What you have to do: Skip the pictures and repeat each line of the data exactly.

======== Data records

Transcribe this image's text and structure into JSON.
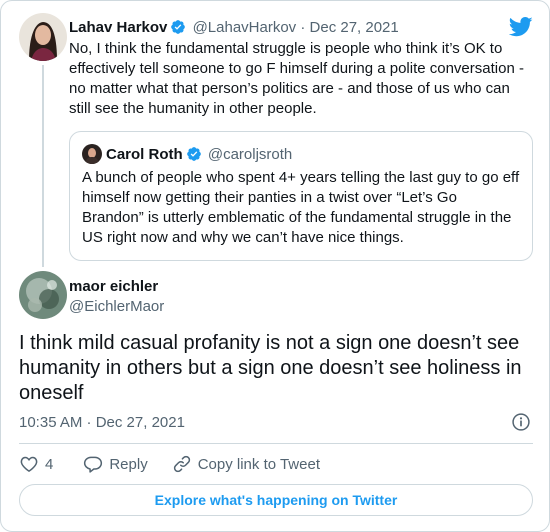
{
  "parent_tweet": {
    "author_name": "Lahav Harkov",
    "author_handle": "@LahavHarkov",
    "separator": "·",
    "date": "Dec 27, 2021",
    "text": "No, I think the fundamental struggle is people who think it’s OK to effectively tell someone to go F himself during a polite conversation - no matter what that person’s politics are - and those of us who can still see the humanity in other people."
  },
  "quoted_tweet": {
    "author_name": "Carol Roth",
    "author_handle": "@caroljsroth",
    "text": "A bunch of people who spent 4+ years telling the last guy to go eff himself now getting their panties in a twist over “Let’s Go Brandon” is utterly emblematic of the fundamental struggle in the US right now and why we can’t have nice things."
  },
  "main_tweet": {
    "author_name": "maor eichler",
    "author_handle": "@EichlerMaor",
    "text": "I think mild casual profanity is not a sign one doesn’t see humanity in others but a sign one doesn’t see holiness in oneself",
    "timestamp": "10:35 AM · Dec 27, 2021"
  },
  "actions": {
    "like_count": "4",
    "reply_label": "Reply",
    "copy_link_label": "Copy link to Tweet"
  },
  "explore_label": "Explore what's happening on Twitter",
  "colors": {
    "accent": "#1d9bf0",
    "text": "#0f1419",
    "secondary": "#536471",
    "border": "#cfd9de"
  },
  "icons": [
    "twitter-bird-icon",
    "verified-badge-icon",
    "info-icon",
    "heart-icon",
    "reply-icon",
    "link-icon"
  ]
}
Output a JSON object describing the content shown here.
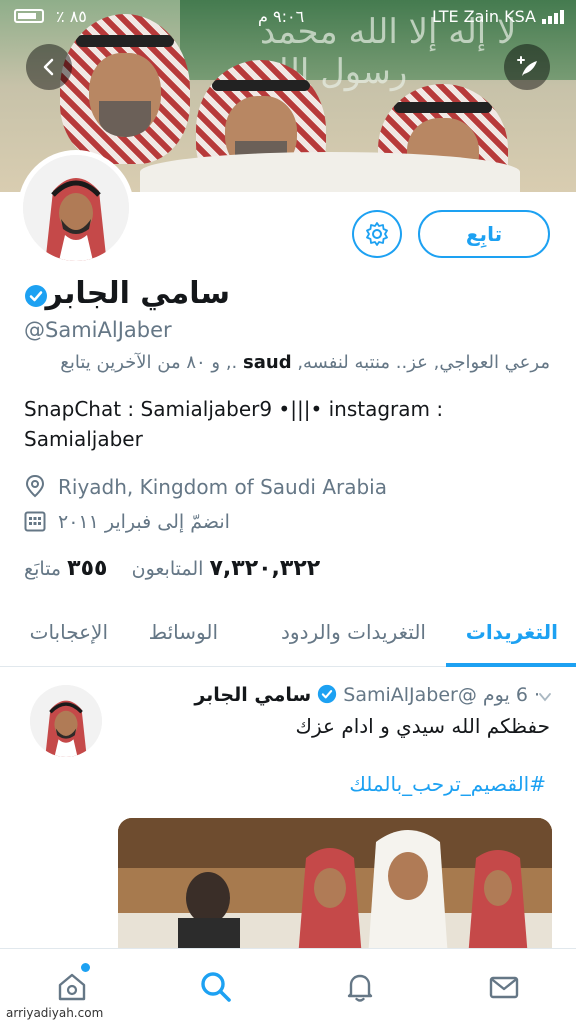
{
  "status_bar": {
    "carrier": "Zain KSA",
    "network": "LTE",
    "time": "٩:٠٦ م",
    "battery": "٪ ٨٥"
  },
  "banner": {
    "calligraphy": "لا إله إلا الله محمد رسول الله"
  },
  "profile": {
    "name": "سامي الجابر",
    "handle": "@SamiAlJaber",
    "followed_by_prefix": "مرعي العواجي, عز.. منتبه لنفسه,",
    "followed_by_bold": "saud",
    "followed_by_suffix": "., و ٨٠ من الآخرين يتابع",
    "bio": "SnapChat : Samialjaber9 •|||• instagram : Samialjaber",
    "location": "Riyadh, Kingdom of Saudi Arabia",
    "joined": "انضمّ إلى فبراير ٢٠١١",
    "followers_count": "٧,٣٢٠,٣٢٢",
    "followers_label": "المتابعون",
    "following_count": "٣٥٥",
    "following_label": "متابَع",
    "follow_label": "تابِع"
  },
  "tabs": [
    {
      "label": "التغريدات"
    },
    {
      "label": "التغريدات والردود"
    },
    {
      "label": "الوسائط"
    },
    {
      "label": "الإعجابات"
    }
  ],
  "tweet": {
    "name": "سامي الجابر",
    "handle": "@SamiAlJaber",
    "time": "· 6 يوم",
    "text": "حفظكم الله سيدي و ادام عزك",
    "hashtag": "#القصيم_ترحب_بالملك"
  },
  "watermark": "arriyadiyah.com",
  "colors": {
    "accent": "#1da1f2",
    "secondary_text": "#657786"
  },
  "icons": {
    "back": "chevron-left-icon",
    "compose": "compose-icon",
    "settings": "gear-icon",
    "verified": "verified-badge-icon",
    "location": "location-pin-icon",
    "calendar": "calendar-icon",
    "home": "home-icon",
    "search": "search-icon",
    "notifications": "bell-icon",
    "messages": "mail-icon"
  }
}
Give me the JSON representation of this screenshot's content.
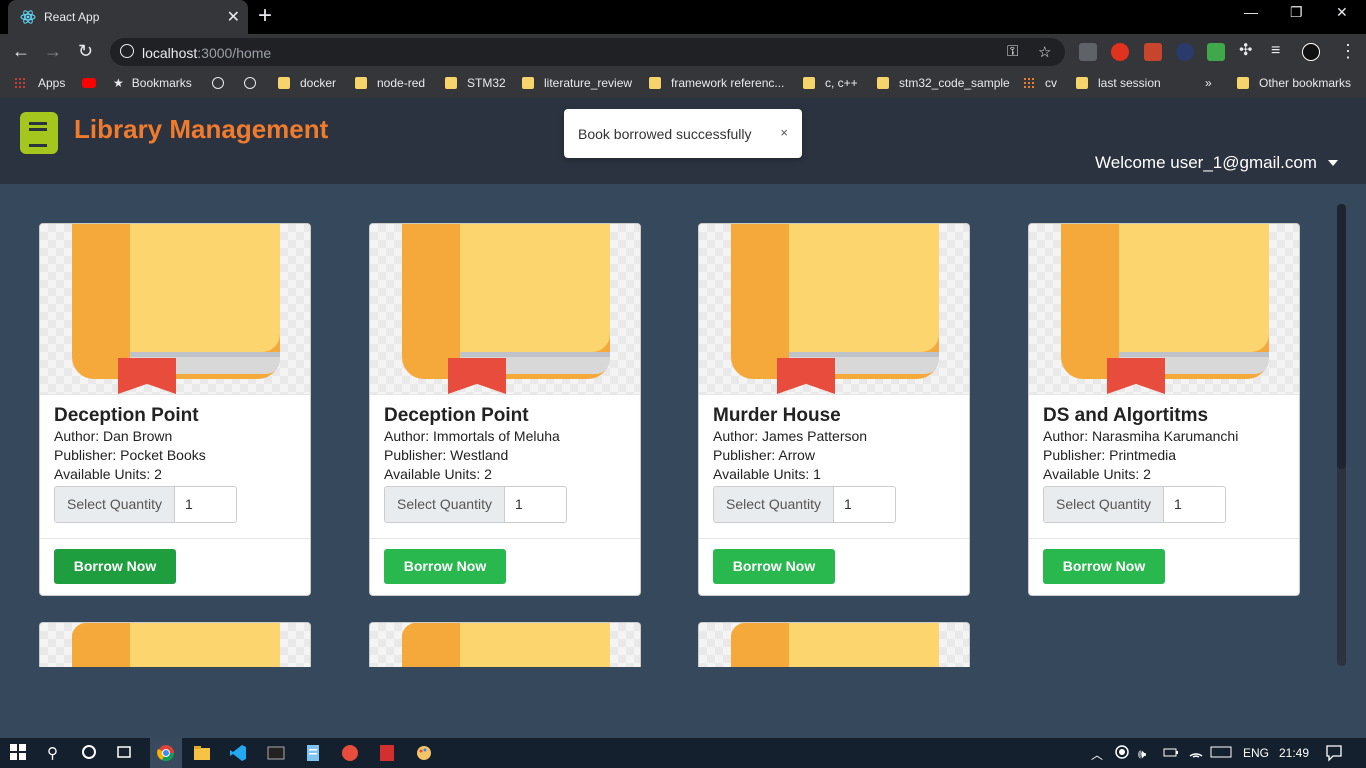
{
  "browser": {
    "tab_title": "React App",
    "url_host": "localhost",
    "url_rest": ":3000/home",
    "bookmarks": [
      {
        "label": "Apps"
      },
      {
        "label": "Bookmarks"
      },
      {
        "label": "docker"
      },
      {
        "label": "node-red"
      },
      {
        "label": "STM32"
      },
      {
        "label": "literature_review"
      },
      {
        "label": "framework referenc..."
      },
      {
        "label": "c, c++"
      },
      {
        "label": "stm32_code_sample"
      },
      {
        "label": "cv"
      },
      {
        "label": "last session"
      },
      {
        "label": "Other bookmarks"
      }
    ],
    "overflow": "»"
  },
  "header": {
    "brand": "Library Management",
    "welcome": "Welcome user_1@gmail.com"
  },
  "toast": {
    "message": "Book borrowed successfully",
    "close": "×"
  },
  "books": [
    {
      "title": "Deception Point",
      "author": "Author: Dan Brown",
      "publisher": "Publisher: Pocket Books",
      "units": "Available Units: 2",
      "qty_label": "Select Quantity",
      "qty_value": "1",
      "button": "Borrow Now"
    },
    {
      "title": "Deception Point",
      "author": "Author: Immortals of Meluha",
      "publisher": "Publisher: Westland",
      "units": "Available Units: 2",
      "qty_label": "Select Quantity",
      "qty_value": "1",
      "button": "Borrow Now"
    },
    {
      "title": "Murder House",
      "author": "Author: James Patterson",
      "publisher": "Publisher: Arrow",
      "units": "Available Units: 1",
      "qty_label": "Select Quantity",
      "qty_value": "1",
      "button": "Borrow Now"
    },
    {
      "title": "DS and Algortitms",
      "author": "Author: Narasmiha Karumanchi",
      "publisher": "Publisher: Printmedia",
      "units": "Available Units: 2",
      "qty_label": "Select Quantity",
      "qty_value": "1",
      "button": "Borrow Now"
    }
  ],
  "taskbar": {
    "language": "ENG",
    "time": "21:49"
  },
  "colors": {
    "brand": "#f07b2c",
    "button": "#28b84e",
    "page_bg": "#35485c",
    "header_bg": "#2b3340"
  }
}
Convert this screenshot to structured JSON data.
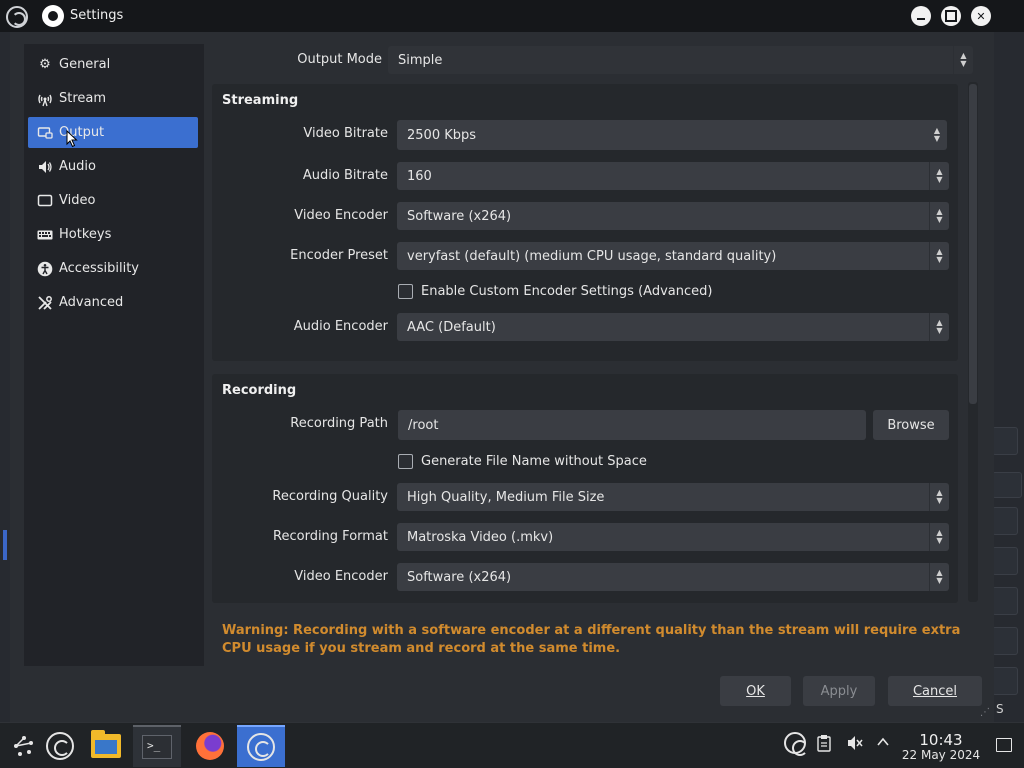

================

Correct output:
Transcribe this image's text and structure into JSON.
{
  "parent_tweet": {
    "author_name": "Lahav Harkov",
    "author_handle": "@LahavHarkov",
    "separator": "·",
    "date": "Dec 27, 2021",
    "text": "No, I think the fundamental struggle is people who think it’s OK to effectively tell someone to go F himself during a polite conversation - no matter what that person’s politics are - and those of us who can still see the humanity in other people."
  },
  "quoted_tweet": {
    "author_name": "Carol Roth",
    "author_handle": "@caroljsroth",
    "text": "A bunch of people who spent 4+ years telling the last guy to go eff himself now getting their panties in a twist over “Let’s Go Brandon” is utterly emblematic of the fundamental struggle in the US right now and why we can’t have nice things."
  },
  "main_tweet": {
    "author_name": "maor eichler",
    "author_handle": "@EichlerMaor",
    "text": "I think mild casual profanity is not a sign one doesn’t see humanity in others but a sign one doesn’t see holiness in oneself",
    "timestamp": "10:35 AM · Dec 27, 2021"
  },
  "actions": {
    "like_count": "4",
    "reply_label": "Reply",
    "copy_link_label": "Copy link to Tweet"
  },
  "explore_label": "Explore what's happening on Twitter",
  "colors": {
    "accent": "#1d9bf0",
    "text": "#0f1419",
    "secondary": "#536471",
    "border": "#cfd9de"
  },
  "icons": [
    "twitter-bird-icon",
    "verified-badge-icon",
    "info-icon",
    "heart-icon",
    "reply-icon",
    "link-icon"
  ]
}
Output a JSON object describing the content shown here.
{
  "status_bar": {
    "carrier": "Zain KSA",
    "network": "LTE",
    "time": "٩:٠٦ م",
    "battery": "٪ ٨٥"
  },
  "banner": {
    "calligraphy": "لا إله إلا الله محمد رسول الله"
  },
  "profile": {
    "name": "سامي الجابر",
    "handle": "@SamiAlJaber",
    "followed_by_prefix": "مرعي العواجي, عز.. منتبه لنفسه,",
    "followed_by_bold": "saud",
    "followed_by_suffix": "., و ٨٠ من الآخرين يتابع",
    "bio": "SnapChat : Samialjaber9 •|||• instagram : Samialjaber",
    "location": "Riyadh, Kingdom of Saudi Arabia",
    "joined": "انضمّ إلى فبراير ٢٠١١",
    "followers_count": "٧,٣٢٠,٣٢٢",
    "followers_label": "المتابعون",
    "following_count": "٣٥٥",
    "following_label": "متابَع",
    "follow_label": "تابِع"
  },
  "tabs": [
    {
      "label": "التغريدات"
    },
    {
      "label": "التغريدات والردود"
    },
    {
      "label": "الوسائط"
    },
    {
      "label": "الإعجابات"
    }
  ],
  "tweet": {
    "name": "سامي الجابر",
    "handle": "@SamiAlJaber",
    "time": "· 6 يوم",
    "text": "حفظكم الله سيدي و ادام عزك",
    "hashtag": "#القصيم_ترحب_بالملك"
  },
  "watermark": "arriyadiyah.com",
  "colors": {
    "accent": "#1da1f2",
    "secondary_text": "#657786"
  },
  "icons": {
    "back": "chevron-left-icon",
    "compose": "compose-icon",
    "settings": "gear-icon",
    "verified": "verified-badge-icon",
    "location": "location-pin-icon",
    "calendar": "calendar-icon",
    "home": "home-icon",
    "search": "search-icon",
    "notifications": "bell-icon",
    "messages": "mail-icon"
  }
}
Give me the JSON representation of this screenshot's content.
{
  "browser": {
    "tab_title": "React App",
    "url_host": "localhost",
    "url_rest": ":3000/home",
    "bookmarks": [
      {
        "label": "Apps"
      },
      {
        "label": "Bookmarks"
      },
      {
        "label": "docker"
      },
      {
        "label": "node-red"
      },
      {
        "label": "STM32"
      },
      {
        "label": "literature_review"
      },
      {
        "label": "framework referenc..."
      },
      {
        "label": "c, c++"
      },
      {
        "label": "stm32_code_sample"
      },
      {
        "label": "cv"
      },
      {
        "label": "last session"
      },
      {
        "label": "Other bookmarks"
      }
    ],
    "overflow": "»"
  },
  "header": {
    "brand": "Library Management",
    "welcome": "Welcome user_1@gmail.com"
  },
  "toast": {
    "message": "Book borrowed successfully",
    "close": "×"
  },
  "books": [
    {
      "title": "Deception Point",
      "author": "Author: Dan Brown",
      "publisher": "Publisher: Pocket Books",
      "units": "Available Units: 2",
      "qty_label": "Select Quantity",
      "qty_value": "1",
      "button": "Borrow Now"
    },
    {
      "title": "Deception Point",
      "author": "Author: Immortals of Meluha",
      "publisher": "Publisher: Westland",
      "units": "Available Units: 2",
      "qty_label": "Select Quantity",
      "qty_value": "1",
      "button": "Borrow Now"
    },
    {
      "title": "Murder House",
      "author": "Author: James Patterson",
      "publisher": "Publisher: Arrow",
      "units": "Available Units: 1",
      "qty_label": "Select Quantity",
      "qty_value": "1",
      "button": "Borrow Now"
    },
    {
      "title": "DS and Algortitms",
      "author": "Author: Narasmiha Karumanchi",
      "publisher": "Publisher: Printmedia",
      "units": "Available Units: 2",
      "qty_label": "Select Quantity",
      "qty_value": "1",
      "button": "Borrow Now"
    }
  ],
  "taskbar": {
    "language": "ENG",
    "time": "21:49"
  },
  "colors": {
    "brand": "#f07b2c",
    "button": "#28b84e",
    "page_bg": "#35485c",
    "header_bg": "#2b3340"
  }
}
Convert this screenshot to structured JSON data.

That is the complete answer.